- Country: England
- Location: Kingston upon Hull
- Coordinates: 53°45′49″N 00°20′42″W﻿ / ﻿53.76361°N 0.34500°W
- Status: Decommissioned and demolished
- Construction began: 1896
- Commission date: 1898
- Decommission date: 1976
- Owners: Kingston upon Hull Corporation (1898–1948) British Electricity Authority (1948–1955) Central Electricity Authority (1955–1957) Central Electricity Generating Board (1958–1976)
- Operator: As owner

Thermal power station
- Primary fuel: Coal
- Turbine technology: Reciprocating engines and steam turbines
- Cooling towers: 1 concrete Mouchel; 9 timber Davenport
- Cooling source: Cooling towers and drainage channel water

Power generation
- Nameplate capacity: 116 MW
- Annual net output: 343 GWh (1954)

= Sculcoates power station =

Former power station in Kingston upon Hull, East Riding of Yorkshire, England

Sculcoates power station supplied electricity to Kingston upon Hull and the wider East Yorkshire area from 1898. An earlier 1893 station in Dagger Lane had operated public lighting in Hull Old Town. Sculcoates power station was built and operated by Kingston upon Hull Corporation on a site in Sculcoates Lane adjacent to the Beverley and Barmston Drain. The power station was increased in size as demand for electricity grew, it was redeveloped several times: including major rebuilds in 1927–29 and in 1938–1952. The power station was closed in 1976 and was subsequently demolished.

==History==

In 1880 Kingston upon Hull Corporation sought a local act of Parliament to allow it, or third parties, to generate and supply electricity for public lighting in the Old Town. This authority was obtained in the Hull (Corporation) Electric Lighting Act 1880 (43 & 44 Vict. c. cxxv). This was only the second such legal authorisation in the United Kingdom following the Liverpool (Corporation) Electric Lighting Act 1879 (42 & 43 Vict. c. ccxiii). A street lighting scheme was built in Hull, however, the lights proved to be unreliable and were discontinued in 1884.

In 1890 Kingston upon Hull Corporation applied for a provisional order under the Electric Lighting Acts to generate and supply electricity to the town. The Kingston-upon-Hull Electric Lighting Order 1890 was granted by the Board of Trade and was confirmed by Parliament through the Electric Lighting Orders (No. 6) Act 1890 (54 & 55 Vict. c. cxci). The Hull Corporation electricity undertaking constructed a power station in 1893 in Dagger Lane. The electricity undertaking initially had 33 consumers, this increased to 271 in 1894 and to 679 in 1898.

────

• Given task 1: Reproduce the passage of the Sculcoates power station article from "Former power station" up to and including "was subsequently demolished.".

────

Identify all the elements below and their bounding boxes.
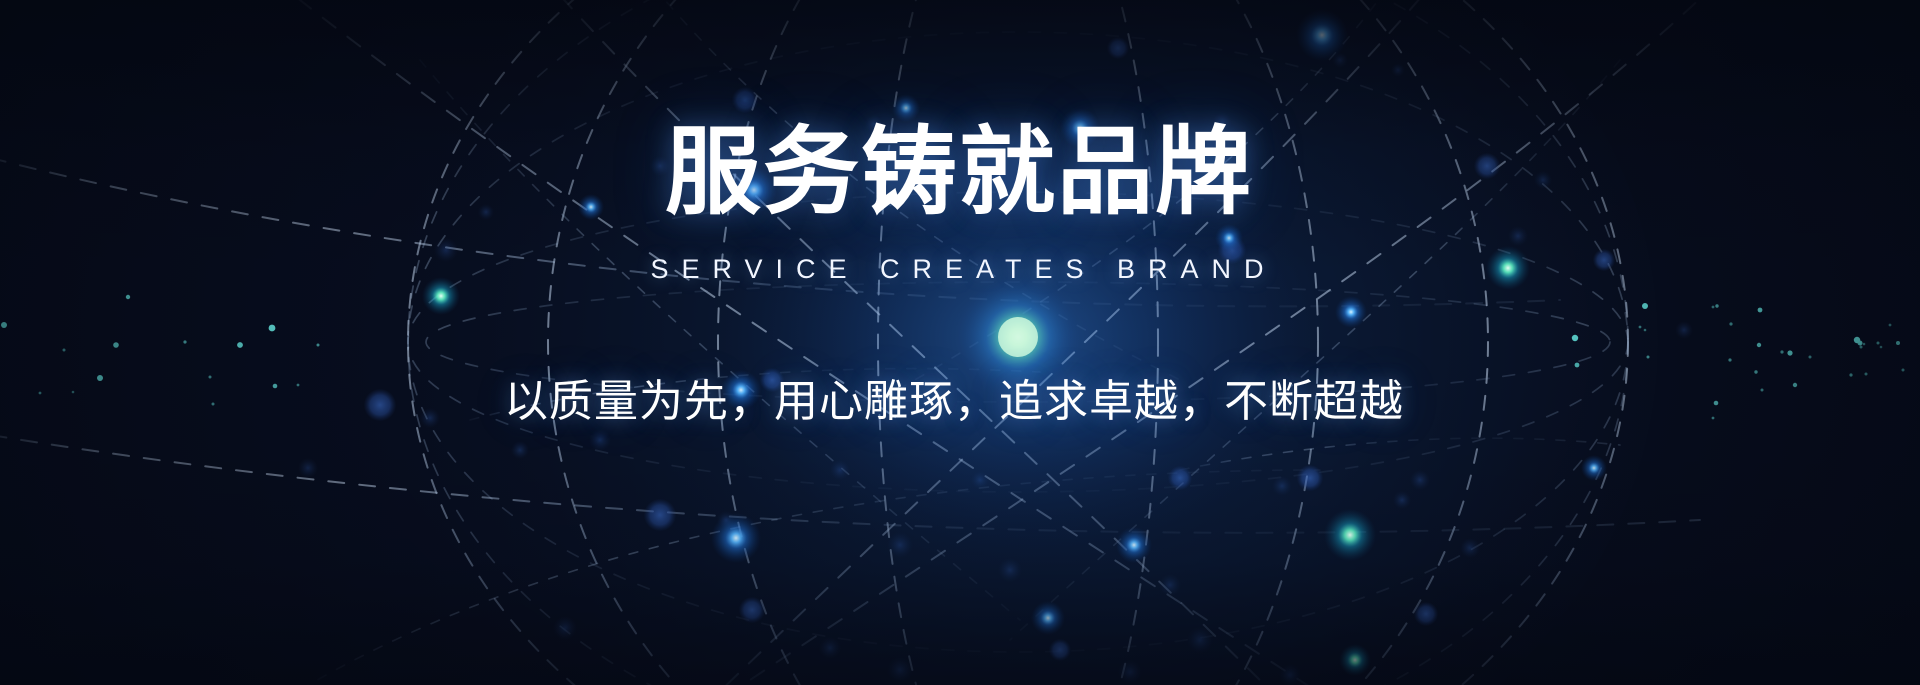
banner-headline: 服务铸就品牌: [0, 122, 1918, 224]
banner-tagline: 以质量为先，用心雕琢，追求卓越，不断超越: [0, 365, 1914, 429]
hero-banner: 服务铸就品牌 SERVICE CREATES BRAND 以质量为先，用心雕琢，…: [0, 0, 1920, 685]
banner-content: 服务铸就品牌 SERVICE CREATES BRAND 以质量为先，用心雕琢，…: [0, 0, 1920, 685]
banner-subtitle-english: SERVICE CREATES BRAND: [0, 254, 1917, 285]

────

• Given task 2: Recast the lines of the records as a Markdown table with the columns No. and Entry, starting at the line containing "banner-headline: 服务铸就品牌: [0, 122, 1918, 224]" and continuing to the end of the records. Leave out blank lines.

• Exercise output 1:
Former power station in Kingston upon Hull, East Riding of Yorkshire, England

Sculcoates power station supplied electricity to Kingston upon Hull and the wider East Yorkshire area from 1898. An earlier 1893 station in Dagger Lane had operated public lighting in Hull Old Town. Sculcoates power station was built and operated by Kingston upon Hull Corporation on a site in Sculcoates Lane adjacent to the Beverley and Barmston Drain. The power station was increased in size as demand for electricity grew, it was redeveloped several times: including major rebuilds in 1927–29 and in 1938–1952. The power station was closed in 1976 and was subsequently demolished.

• Exercise output 2:
| No. | Entry |
|---|---|
| 1 | banner-headline: 服务铸就品牌: [0, 122, 1918, 224] |
| 2 | banner-tagline: 以质量为先，用心雕琢，追求卓越，不断超越: [0, 365, 1914, 429] |
| 3 | hero-banner: 服务铸就品牌 SERVICE CREATES BRAND 以质量为先，用心雕琢，…: [0, 0, 1920, 685] |
| 4 | banner-content: 服务铸就品牌 SERVICE CREATES BRAND 以质量为先，用心雕琢，…: [0, 0, 1920, 685] |
| 5 | banner-subtitle-english: SERVICE CREATES BRAND: [0, 254, 1917, 285] |